#### RECORD SET
▬▬▬▬▬▬▬▬▬▬

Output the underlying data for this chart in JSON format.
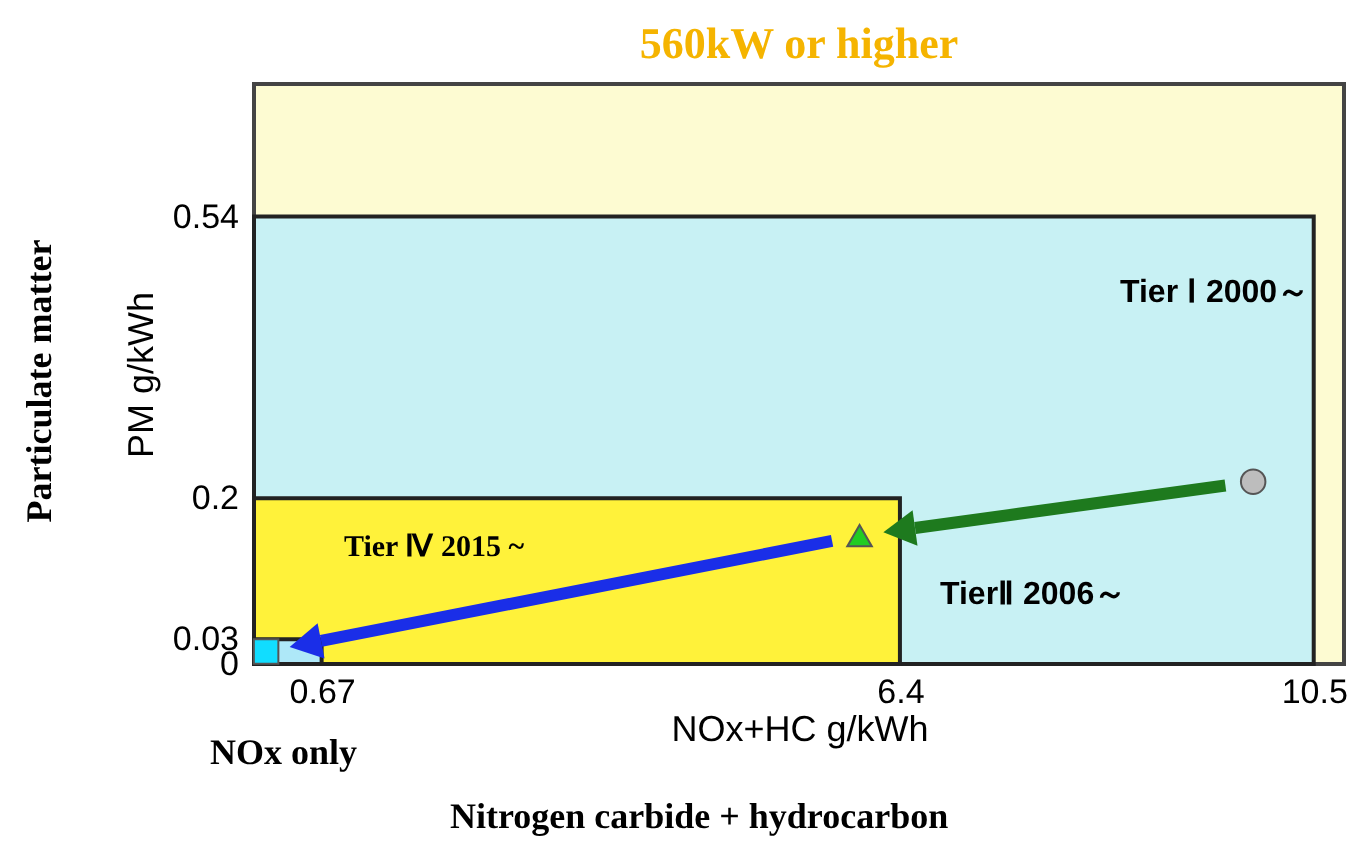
{
  "chart_data": {
    "type": "scatter",
    "title": "560kW or higher",
    "xlabel": "NOx+HC g/kWh",
    "ylabel": "PM g/kWh",
    "xlim": [
      0,
      10.8
    ],
    "ylim": [
      0,
      0.7
    ],
    "xticks": [
      0.67,
      6.4,
      10.5
    ],
    "yticks": [
      0,
      0.03,
      0.2,
      0.54
    ],
    "grid": false,
    "series": [
      {
        "type": "area",
        "color": "#c8f1f4",
        "x": [
          0,
          10.5
        ],
        "values": [
          0.54,
          0.54
        ]
      },
      {
        "type": "area",
        "color": "#fff23a",
        "x": [
          0,
          6.4
        ],
        "values": [
          0.2,
          0.2
        ]
      },
      {
        "type": "area",
        "color": "#aee8f8",
        "x": [
          0,
          0.67
        ],
        "values": [
          0.03,
          0.03
        ]
      },
      {
        "marker": "circle",
        "color": "#bdbdbd",
        "x": [
          9.9
        ],
        "values": [
          0.22
        ]
      },
      {
        "marker": "triangle",
        "color": "#22cc22",
        "x": [
          6.0
        ],
        "values": [
          0.155
        ]
      },
      {
        "marker": "square",
        "color": "#11ddff",
        "x": [
          0.12
        ],
        "values": [
          0.015
        ]
      }
    ],
    "annotations": [
      "Particulate matter",
      "NOx only",
      "Nitrogen carbide + hydrocarbon",
      "Tier Ⅰ 2000～",
      "TierⅡ 2006～",
      "Tier Ⅳ 2015 ~"
    ]
  }
}
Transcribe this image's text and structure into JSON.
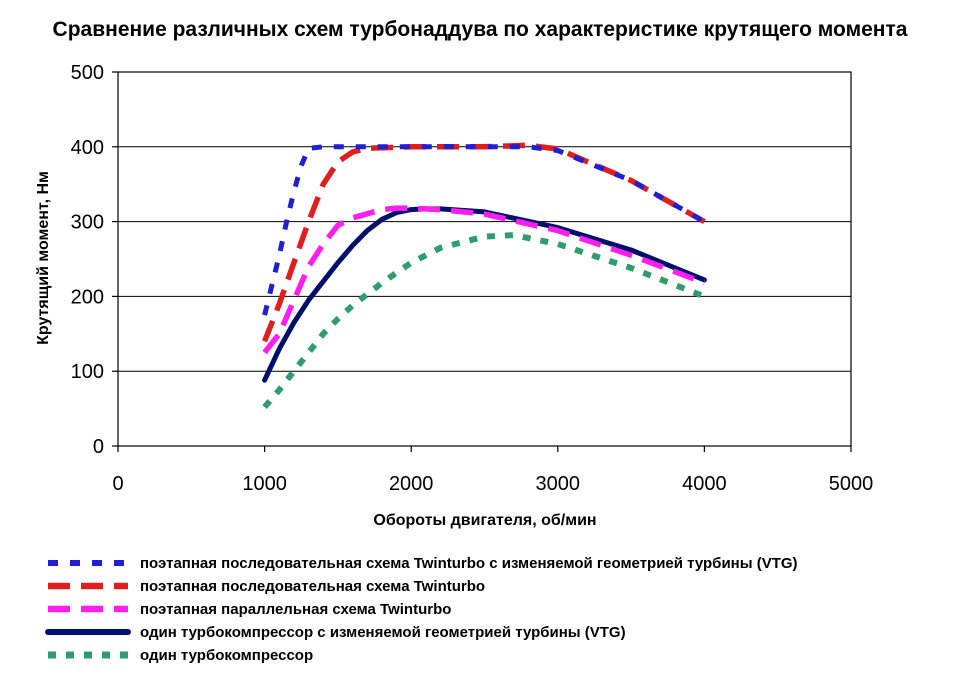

▬▬▬▬▬▬▬▬▬▬

#### SET PROBLEM
Go through the material and select each line with the string "this" in it.

#### THE RESULT
Output the underlying data for this chart in JSON format.
Transcribe this image's text and structure into JSON.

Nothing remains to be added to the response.